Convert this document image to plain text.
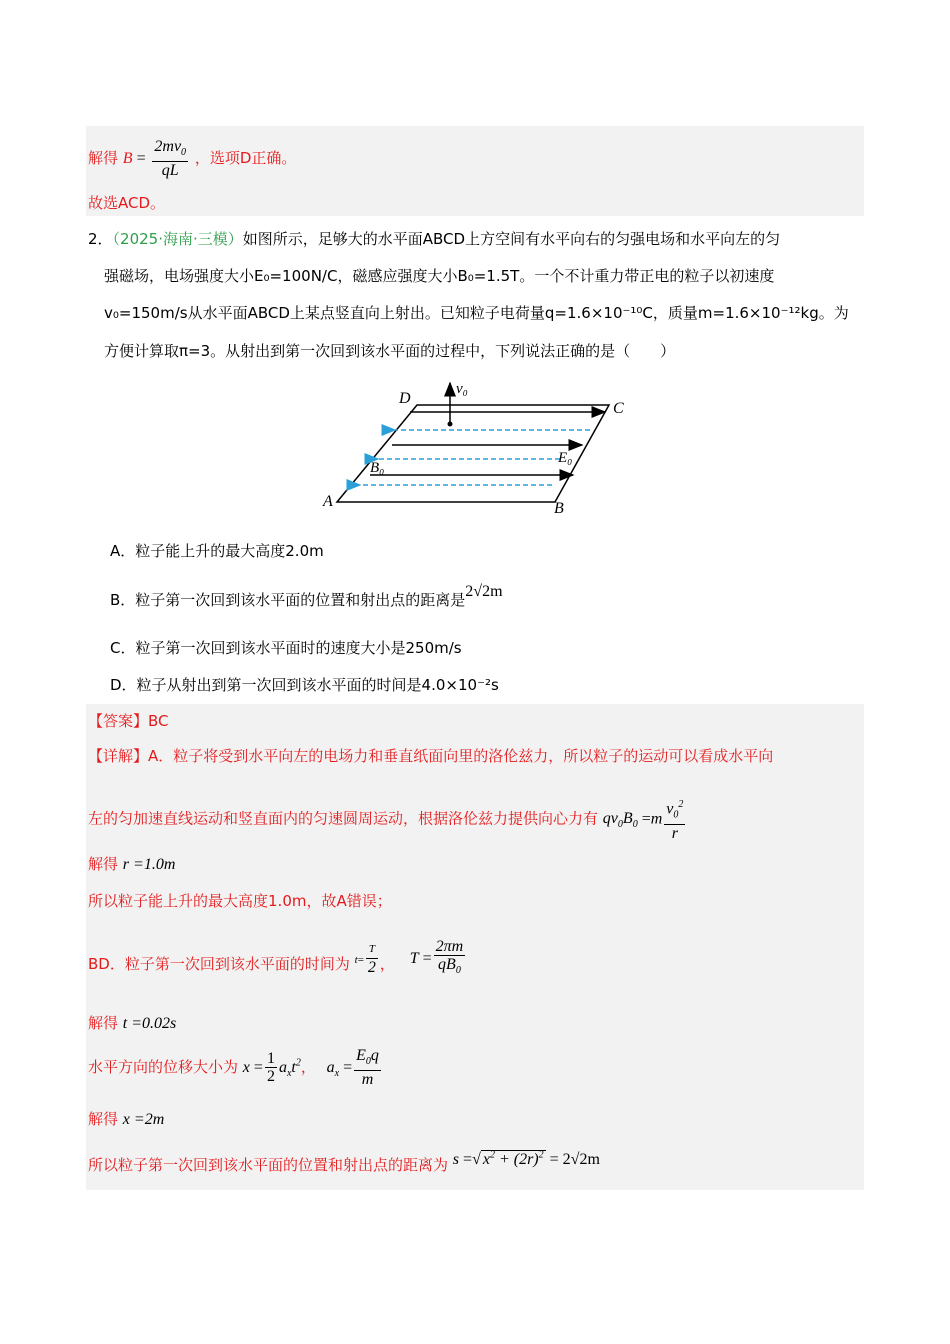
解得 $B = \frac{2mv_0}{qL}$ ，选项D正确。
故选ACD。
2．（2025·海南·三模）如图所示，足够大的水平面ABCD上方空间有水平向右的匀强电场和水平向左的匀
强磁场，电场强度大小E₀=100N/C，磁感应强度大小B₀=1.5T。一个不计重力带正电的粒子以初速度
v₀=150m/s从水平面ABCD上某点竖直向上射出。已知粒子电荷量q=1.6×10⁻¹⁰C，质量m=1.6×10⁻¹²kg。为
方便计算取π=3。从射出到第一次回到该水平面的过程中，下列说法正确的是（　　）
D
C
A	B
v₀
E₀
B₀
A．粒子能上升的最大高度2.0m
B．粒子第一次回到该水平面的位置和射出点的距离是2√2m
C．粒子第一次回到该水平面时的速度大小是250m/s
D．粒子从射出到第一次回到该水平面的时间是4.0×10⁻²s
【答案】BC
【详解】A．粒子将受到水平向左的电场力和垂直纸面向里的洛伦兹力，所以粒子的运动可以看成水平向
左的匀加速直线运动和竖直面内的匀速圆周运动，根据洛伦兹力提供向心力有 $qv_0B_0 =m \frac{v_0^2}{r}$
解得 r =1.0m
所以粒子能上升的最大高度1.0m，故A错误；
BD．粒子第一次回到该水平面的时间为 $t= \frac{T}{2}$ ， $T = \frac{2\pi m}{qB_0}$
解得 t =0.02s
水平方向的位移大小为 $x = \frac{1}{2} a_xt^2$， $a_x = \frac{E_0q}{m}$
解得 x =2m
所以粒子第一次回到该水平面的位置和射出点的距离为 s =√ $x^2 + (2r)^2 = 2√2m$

#####

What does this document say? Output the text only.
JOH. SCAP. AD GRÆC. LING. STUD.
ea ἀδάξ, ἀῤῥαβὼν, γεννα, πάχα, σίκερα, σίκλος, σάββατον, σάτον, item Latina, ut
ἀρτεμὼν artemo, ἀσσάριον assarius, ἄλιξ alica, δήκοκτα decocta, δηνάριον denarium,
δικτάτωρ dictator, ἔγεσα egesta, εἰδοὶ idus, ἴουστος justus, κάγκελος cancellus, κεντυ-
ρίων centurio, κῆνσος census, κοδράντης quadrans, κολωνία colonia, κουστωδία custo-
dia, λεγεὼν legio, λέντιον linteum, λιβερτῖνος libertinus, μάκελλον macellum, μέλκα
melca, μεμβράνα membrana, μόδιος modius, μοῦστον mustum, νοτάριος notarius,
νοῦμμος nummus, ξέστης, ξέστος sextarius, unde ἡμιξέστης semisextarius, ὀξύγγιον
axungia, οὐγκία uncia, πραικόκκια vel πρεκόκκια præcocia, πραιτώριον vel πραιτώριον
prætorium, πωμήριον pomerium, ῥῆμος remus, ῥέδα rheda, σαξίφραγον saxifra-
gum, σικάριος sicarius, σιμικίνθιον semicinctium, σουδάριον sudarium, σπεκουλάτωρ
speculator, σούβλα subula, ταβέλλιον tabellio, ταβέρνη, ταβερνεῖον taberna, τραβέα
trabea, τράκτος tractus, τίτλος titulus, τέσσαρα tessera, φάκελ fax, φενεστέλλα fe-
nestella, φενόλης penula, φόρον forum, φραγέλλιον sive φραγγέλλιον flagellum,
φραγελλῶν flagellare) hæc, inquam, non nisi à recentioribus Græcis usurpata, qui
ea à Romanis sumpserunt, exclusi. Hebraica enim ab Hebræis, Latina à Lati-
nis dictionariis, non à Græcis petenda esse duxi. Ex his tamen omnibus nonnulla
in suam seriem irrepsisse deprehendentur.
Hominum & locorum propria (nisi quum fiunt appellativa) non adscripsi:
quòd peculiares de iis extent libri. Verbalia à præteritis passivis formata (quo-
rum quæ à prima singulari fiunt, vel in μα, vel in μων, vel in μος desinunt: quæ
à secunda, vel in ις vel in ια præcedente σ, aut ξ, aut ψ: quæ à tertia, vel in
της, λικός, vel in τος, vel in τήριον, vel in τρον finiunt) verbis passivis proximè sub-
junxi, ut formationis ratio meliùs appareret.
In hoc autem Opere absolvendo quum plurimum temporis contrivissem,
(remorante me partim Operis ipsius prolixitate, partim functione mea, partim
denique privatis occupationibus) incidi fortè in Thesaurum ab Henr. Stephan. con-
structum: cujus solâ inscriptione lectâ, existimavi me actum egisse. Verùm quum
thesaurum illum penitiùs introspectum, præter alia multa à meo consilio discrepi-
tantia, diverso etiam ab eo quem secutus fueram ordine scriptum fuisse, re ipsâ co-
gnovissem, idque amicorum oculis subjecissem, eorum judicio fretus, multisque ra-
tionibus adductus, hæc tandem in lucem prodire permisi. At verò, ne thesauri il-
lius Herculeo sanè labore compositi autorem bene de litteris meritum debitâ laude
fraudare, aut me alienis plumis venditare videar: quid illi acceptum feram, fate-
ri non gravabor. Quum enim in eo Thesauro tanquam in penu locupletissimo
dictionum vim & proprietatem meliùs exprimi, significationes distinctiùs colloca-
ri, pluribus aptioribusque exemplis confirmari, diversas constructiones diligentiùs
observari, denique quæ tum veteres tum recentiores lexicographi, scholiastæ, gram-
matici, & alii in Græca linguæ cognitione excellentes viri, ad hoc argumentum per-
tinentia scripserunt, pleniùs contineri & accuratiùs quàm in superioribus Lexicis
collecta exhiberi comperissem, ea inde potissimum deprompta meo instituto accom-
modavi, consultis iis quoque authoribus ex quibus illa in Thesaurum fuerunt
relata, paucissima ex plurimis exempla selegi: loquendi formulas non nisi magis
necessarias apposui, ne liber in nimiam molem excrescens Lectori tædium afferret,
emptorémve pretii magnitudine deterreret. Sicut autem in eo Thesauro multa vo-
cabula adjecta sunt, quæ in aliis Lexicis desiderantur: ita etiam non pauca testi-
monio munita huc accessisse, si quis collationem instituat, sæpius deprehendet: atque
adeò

#####

Which lines hold the string "meliùs"? Copy all of them from the data above.

junxi, ut formationis ratio meliùs appareret.
dictionum vim & proprietatem meliùs exprimi, significationes distinctiùs colloca-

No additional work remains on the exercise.